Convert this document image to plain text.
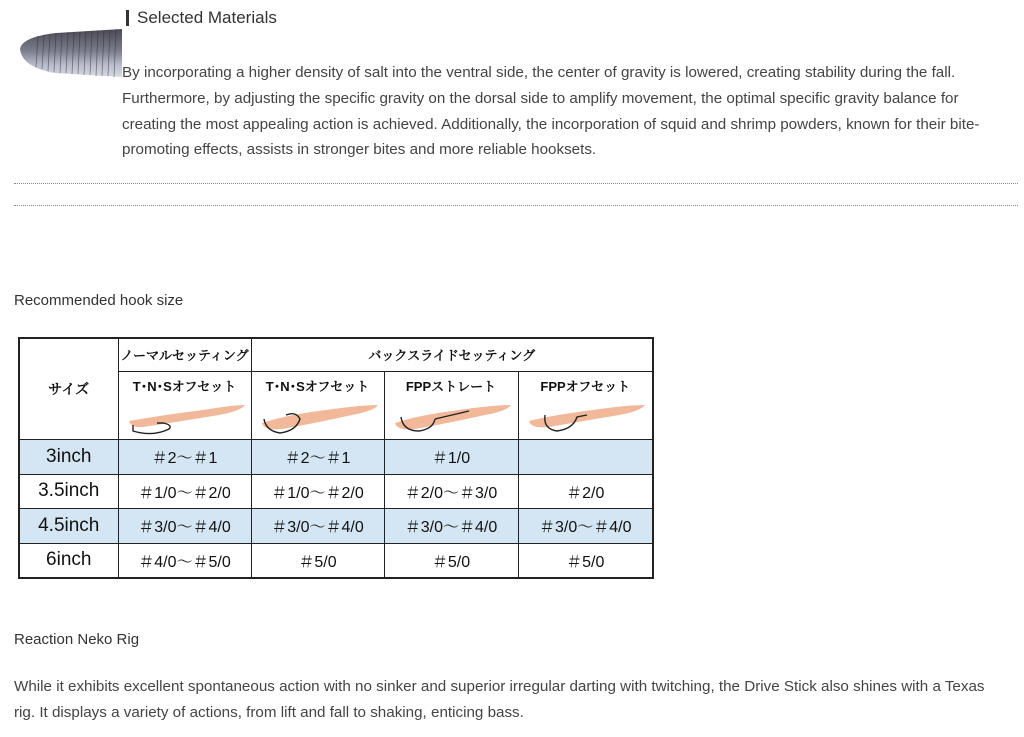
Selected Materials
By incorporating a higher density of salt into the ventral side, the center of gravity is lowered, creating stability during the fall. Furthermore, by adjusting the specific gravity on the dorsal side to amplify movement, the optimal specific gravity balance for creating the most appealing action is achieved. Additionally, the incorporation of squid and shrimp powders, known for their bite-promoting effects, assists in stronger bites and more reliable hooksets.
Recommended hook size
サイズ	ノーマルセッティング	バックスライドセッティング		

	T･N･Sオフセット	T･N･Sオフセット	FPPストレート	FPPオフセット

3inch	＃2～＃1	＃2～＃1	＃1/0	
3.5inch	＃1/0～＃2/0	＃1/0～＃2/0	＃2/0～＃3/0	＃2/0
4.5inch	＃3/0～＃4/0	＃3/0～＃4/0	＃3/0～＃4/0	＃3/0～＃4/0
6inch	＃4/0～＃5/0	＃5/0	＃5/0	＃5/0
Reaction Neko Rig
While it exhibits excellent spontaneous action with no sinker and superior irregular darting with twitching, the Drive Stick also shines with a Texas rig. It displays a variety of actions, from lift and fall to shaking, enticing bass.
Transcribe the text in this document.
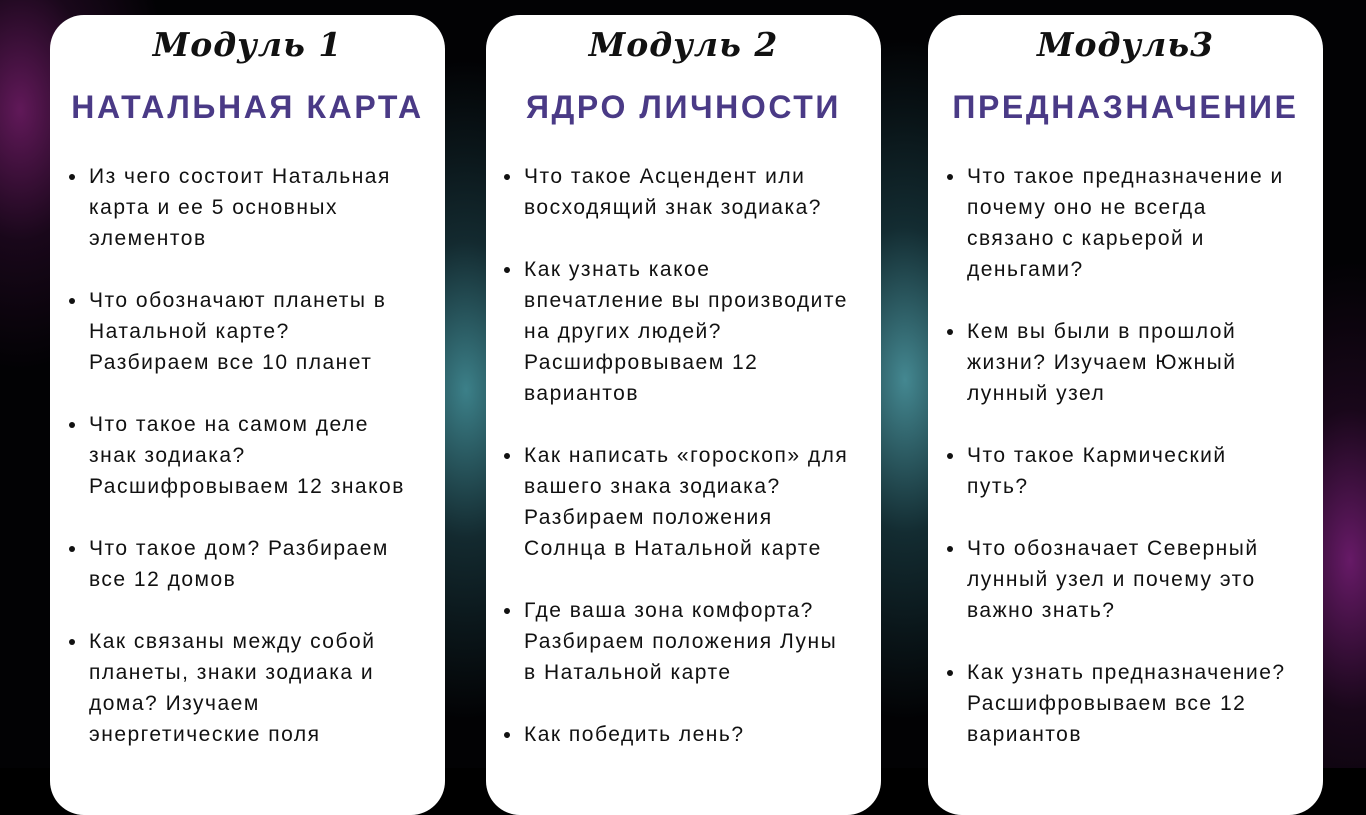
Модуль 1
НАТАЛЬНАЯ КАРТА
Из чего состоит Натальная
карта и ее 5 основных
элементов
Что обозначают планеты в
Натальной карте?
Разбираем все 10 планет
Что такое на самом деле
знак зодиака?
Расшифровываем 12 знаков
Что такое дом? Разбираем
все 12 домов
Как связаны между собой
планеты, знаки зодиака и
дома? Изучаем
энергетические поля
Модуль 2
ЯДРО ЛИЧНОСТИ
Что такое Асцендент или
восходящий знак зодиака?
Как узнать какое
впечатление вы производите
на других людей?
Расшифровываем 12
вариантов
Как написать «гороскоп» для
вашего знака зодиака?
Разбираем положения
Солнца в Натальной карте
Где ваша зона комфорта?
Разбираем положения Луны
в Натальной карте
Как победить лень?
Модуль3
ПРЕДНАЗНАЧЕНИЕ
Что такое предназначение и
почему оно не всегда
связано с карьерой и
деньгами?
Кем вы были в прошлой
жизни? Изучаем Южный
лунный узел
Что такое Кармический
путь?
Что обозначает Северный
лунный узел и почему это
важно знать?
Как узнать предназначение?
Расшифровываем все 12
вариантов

* * *

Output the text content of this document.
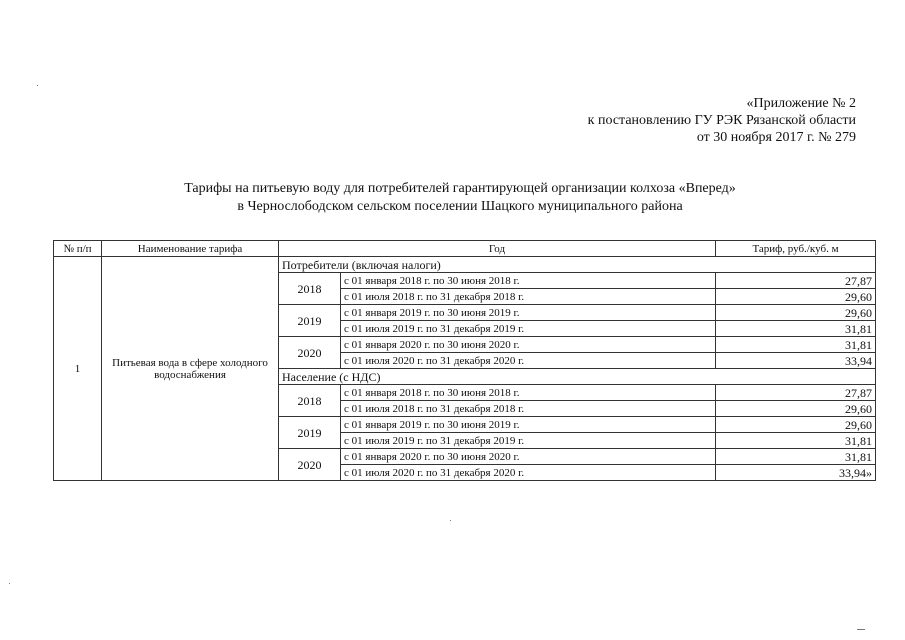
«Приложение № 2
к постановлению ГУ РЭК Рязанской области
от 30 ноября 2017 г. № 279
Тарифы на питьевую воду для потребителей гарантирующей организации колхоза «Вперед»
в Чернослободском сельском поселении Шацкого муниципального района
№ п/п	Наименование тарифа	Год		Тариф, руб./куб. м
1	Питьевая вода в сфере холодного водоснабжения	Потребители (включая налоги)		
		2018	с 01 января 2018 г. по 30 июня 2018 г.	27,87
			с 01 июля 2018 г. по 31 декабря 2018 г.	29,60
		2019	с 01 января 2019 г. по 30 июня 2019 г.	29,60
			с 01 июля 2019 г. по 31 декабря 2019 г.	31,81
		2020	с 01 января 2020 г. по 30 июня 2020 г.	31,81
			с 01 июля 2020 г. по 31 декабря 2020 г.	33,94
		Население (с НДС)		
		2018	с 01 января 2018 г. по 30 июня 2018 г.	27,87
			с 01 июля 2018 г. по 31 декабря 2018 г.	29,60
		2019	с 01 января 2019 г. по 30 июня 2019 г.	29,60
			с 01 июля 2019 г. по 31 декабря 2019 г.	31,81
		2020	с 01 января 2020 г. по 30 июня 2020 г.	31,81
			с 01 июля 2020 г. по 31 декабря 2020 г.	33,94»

==

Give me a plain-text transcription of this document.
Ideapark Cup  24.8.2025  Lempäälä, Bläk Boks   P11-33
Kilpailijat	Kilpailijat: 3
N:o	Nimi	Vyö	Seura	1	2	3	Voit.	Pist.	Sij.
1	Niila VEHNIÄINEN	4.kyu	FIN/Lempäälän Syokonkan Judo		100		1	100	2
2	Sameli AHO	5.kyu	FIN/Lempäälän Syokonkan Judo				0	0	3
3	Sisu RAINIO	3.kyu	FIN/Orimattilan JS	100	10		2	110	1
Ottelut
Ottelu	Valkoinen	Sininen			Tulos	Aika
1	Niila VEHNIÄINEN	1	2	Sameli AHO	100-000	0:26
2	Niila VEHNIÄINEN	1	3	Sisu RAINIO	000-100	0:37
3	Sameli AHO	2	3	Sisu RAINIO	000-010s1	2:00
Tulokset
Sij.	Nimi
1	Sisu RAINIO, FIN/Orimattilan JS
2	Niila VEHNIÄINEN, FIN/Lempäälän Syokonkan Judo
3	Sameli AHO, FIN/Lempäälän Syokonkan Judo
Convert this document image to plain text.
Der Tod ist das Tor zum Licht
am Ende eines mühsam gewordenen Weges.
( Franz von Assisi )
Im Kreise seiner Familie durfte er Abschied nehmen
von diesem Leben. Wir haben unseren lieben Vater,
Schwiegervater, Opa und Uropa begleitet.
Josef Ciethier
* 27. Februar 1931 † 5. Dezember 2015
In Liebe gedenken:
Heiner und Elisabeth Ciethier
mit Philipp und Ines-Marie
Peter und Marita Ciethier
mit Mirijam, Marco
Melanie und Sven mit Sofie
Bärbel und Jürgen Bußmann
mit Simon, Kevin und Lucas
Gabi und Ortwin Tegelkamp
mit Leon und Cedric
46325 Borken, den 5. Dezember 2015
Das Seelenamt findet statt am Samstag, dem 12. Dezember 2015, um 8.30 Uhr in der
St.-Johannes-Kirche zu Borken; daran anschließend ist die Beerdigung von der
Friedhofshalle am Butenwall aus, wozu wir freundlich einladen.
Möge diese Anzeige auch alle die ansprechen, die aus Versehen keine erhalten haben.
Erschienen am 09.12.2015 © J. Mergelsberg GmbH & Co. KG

Instructions to follow →
Copy each line above where the string "Borken" occurs.

Result for this exercise →
46325 Borken, den 5. Dezember 2015
St.-Johannes-Kirche zu Borken; daran anschließend ist die Beerdigung von der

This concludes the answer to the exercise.